» Written problem: Every record must be transcribed in its entirety, apart from the images, which are to be omitted.
===== Supplied data =====
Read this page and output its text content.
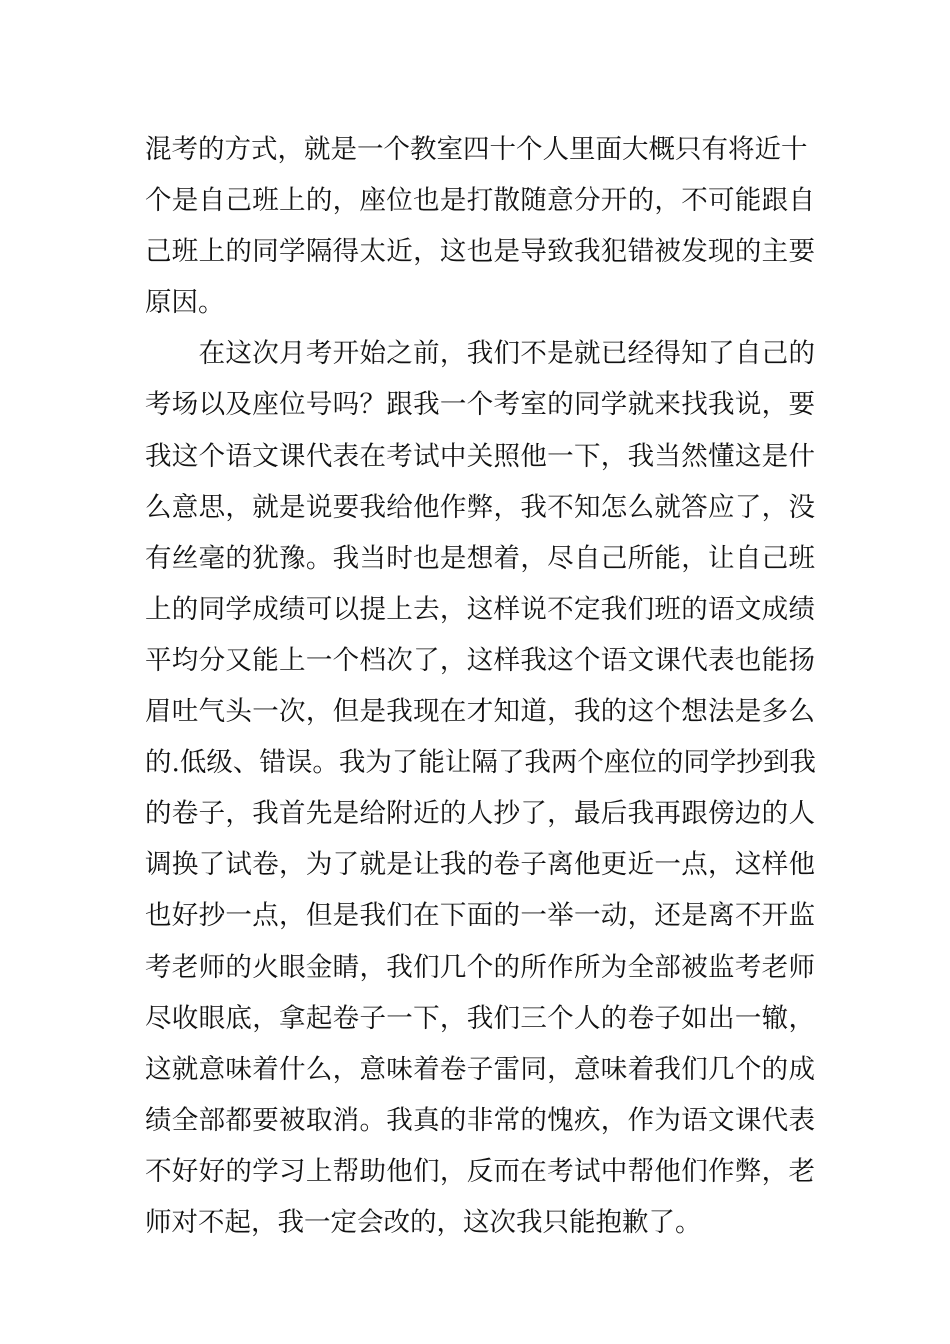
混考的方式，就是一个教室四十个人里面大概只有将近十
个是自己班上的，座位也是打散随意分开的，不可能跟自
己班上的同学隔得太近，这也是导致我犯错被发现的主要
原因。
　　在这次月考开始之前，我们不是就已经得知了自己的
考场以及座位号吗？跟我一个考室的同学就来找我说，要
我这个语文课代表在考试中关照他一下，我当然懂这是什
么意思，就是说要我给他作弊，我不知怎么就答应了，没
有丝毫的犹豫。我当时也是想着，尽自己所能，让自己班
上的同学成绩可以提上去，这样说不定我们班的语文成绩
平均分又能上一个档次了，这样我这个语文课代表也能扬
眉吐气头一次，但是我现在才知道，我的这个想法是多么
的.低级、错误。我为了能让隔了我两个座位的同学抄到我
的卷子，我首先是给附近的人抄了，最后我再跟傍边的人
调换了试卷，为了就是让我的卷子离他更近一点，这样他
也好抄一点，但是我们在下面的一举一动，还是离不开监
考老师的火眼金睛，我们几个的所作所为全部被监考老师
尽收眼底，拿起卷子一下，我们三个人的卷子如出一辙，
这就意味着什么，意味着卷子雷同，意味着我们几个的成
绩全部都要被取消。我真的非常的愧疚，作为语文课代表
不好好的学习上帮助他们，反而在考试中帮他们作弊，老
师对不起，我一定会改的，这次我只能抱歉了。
=====
» Correct output:
Read this page and output its text content.
混考的方式，就是一个教室四十个人里面大概只有将近十
个是自己班上的，座位也是打散随意分开的，不可能跟自
己班上的同学隔得太近，这也是导致我犯错被发现的主要
原因。
　　在这次月考开始之前，我们不是就已经得知了自己的
考场以及座位号吗？跟我一个考室的同学就来找我说，要
我这个语文课代表在考试中关照他一下，我当然懂这是什
么意思，就是说要我给他作弊，我不知怎么就答应了，没
有丝毫的犹豫。我当时也是想着，尽自己所能，让自己班
上的同学成绩可以提上去，这样说不定我们班的语文成绩
平均分又能上一个档次了，这样我这个语文课代表也能扬
眉吐气头一次，但是我现在才知道，我的这个想法是多么
的.低级、错误。我为了能让隔了我两个座位的同学抄到我
的卷子，我首先是给附近的人抄了，最后我再跟傍边的人
调换了试卷，为了就是让我的卷子离他更近一点，这样他
也好抄一点，但是我们在下面的一举一动，还是离不开监
考老师的火眼金睛，我们几个的所作所为全部被监考老师
尽收眼底，拿起卷子一下，我们三个人的卷子如出一辙，
这就意味着什么，意味着卷子雷同，意味着我们几个的成
绩全部都要被取消。我真的非常的愧疚，作为语文课代表
不好好的学习上帮助他们，反而在考试中帮他们作弊，老
师对不起，我一定会改的，这次我只能抱歉了。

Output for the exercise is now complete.